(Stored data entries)
** Begin **

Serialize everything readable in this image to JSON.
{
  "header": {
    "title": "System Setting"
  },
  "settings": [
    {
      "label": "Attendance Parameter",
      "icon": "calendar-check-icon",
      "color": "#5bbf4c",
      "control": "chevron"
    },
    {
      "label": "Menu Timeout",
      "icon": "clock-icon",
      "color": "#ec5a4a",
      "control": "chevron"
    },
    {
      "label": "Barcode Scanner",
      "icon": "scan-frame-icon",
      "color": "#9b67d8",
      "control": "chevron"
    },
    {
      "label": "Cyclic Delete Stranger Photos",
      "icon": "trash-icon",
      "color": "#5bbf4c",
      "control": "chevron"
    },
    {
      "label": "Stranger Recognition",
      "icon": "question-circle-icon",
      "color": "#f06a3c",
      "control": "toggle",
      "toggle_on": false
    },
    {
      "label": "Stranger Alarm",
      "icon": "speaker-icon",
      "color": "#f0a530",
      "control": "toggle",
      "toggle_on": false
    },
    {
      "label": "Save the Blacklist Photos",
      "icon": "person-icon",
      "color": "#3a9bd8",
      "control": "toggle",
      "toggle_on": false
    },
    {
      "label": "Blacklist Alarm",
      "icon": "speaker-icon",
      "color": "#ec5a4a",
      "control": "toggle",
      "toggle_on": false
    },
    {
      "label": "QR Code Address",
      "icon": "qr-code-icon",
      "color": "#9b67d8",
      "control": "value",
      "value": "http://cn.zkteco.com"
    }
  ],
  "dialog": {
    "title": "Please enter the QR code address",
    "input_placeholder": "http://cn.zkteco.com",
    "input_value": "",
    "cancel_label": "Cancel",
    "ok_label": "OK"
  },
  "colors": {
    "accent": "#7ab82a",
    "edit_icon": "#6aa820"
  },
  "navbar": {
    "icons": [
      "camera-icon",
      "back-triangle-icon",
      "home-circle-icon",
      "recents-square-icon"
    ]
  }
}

** End **

## What to produce
The whole listing above needs to be written out again exactly.

## Reply to the task
Serialize everything readable in this image to JSON.
{
  "header": {
    "title": "System Setting"
  },
  "settings": [
    {
      "label": "Attendance Parameter",
      "icon": "calendar-check-icon",
      "color": "#5bbf4c",
      "control": "chevron"
    },
    {
      "label": "Menu Timeout",
      "icon": "clock-icon",
      "color": "#ec5a4a",
      "control": "chevron"
    },
    {
      "label": "Barcode Scanner",
      "icon": "scan-frame-icon",
      "color": "#9b67d8",
      "control": "chevron"
    },
    {
      "label": "Cyclic Delete Stranger Photos",
      "icon": "trash-icon",
      "color": "#5bbf4c",
      "control": "chevron"
    },
    {
      "label": "Stranger Recognition",
      "icon": "question-circle-icon",
      "color": "#f06a3c",
      "control": "toggle",
      "toggle_on": false
    },
    {
      "label": "Stranger Alarm",
      "icon": "speaker-icon",
      "color": "#f0a530",
      "control": "toggle",
      "toggle_on": false
    },
    {
      "label": "Save the Blacklist Photos",
      "icon": "person-icon",
      "color": "#3a9bd8",
      "control": "toggle",
      "toggle_on": false
    },
    {
      "label": "Blacklist Alarm",
      "icon": "speaker-icon",
      "color": "#ec5a4a",
      "control": "toggle",
      "toggle_on": false
    },
    {
      "label": "QR Code Address",
      "icon": "qr-code-icon",
      "color": "#9b67d8",
      "control": "value",
      "value": "http://cn.zkteco.com"
    }
  ],
  "dialog": {
    "title": "Please enter the QR code address",
    "input_placeholder": "http://cn.zkteco.com",
    "input_value": "",
    "cancel_label": "Cancel",
    "ok_label": "OK"
  },
  "colors": {
    "accent": "#7ab82a",
    "edit_icon": "#6aa820"
  },
  "navbar": {
    "icons": [
      "camera-icon",
      "back-triangle-icon",
      "home-circle-icon",
      "recents-square-icon"
    ]
  }
}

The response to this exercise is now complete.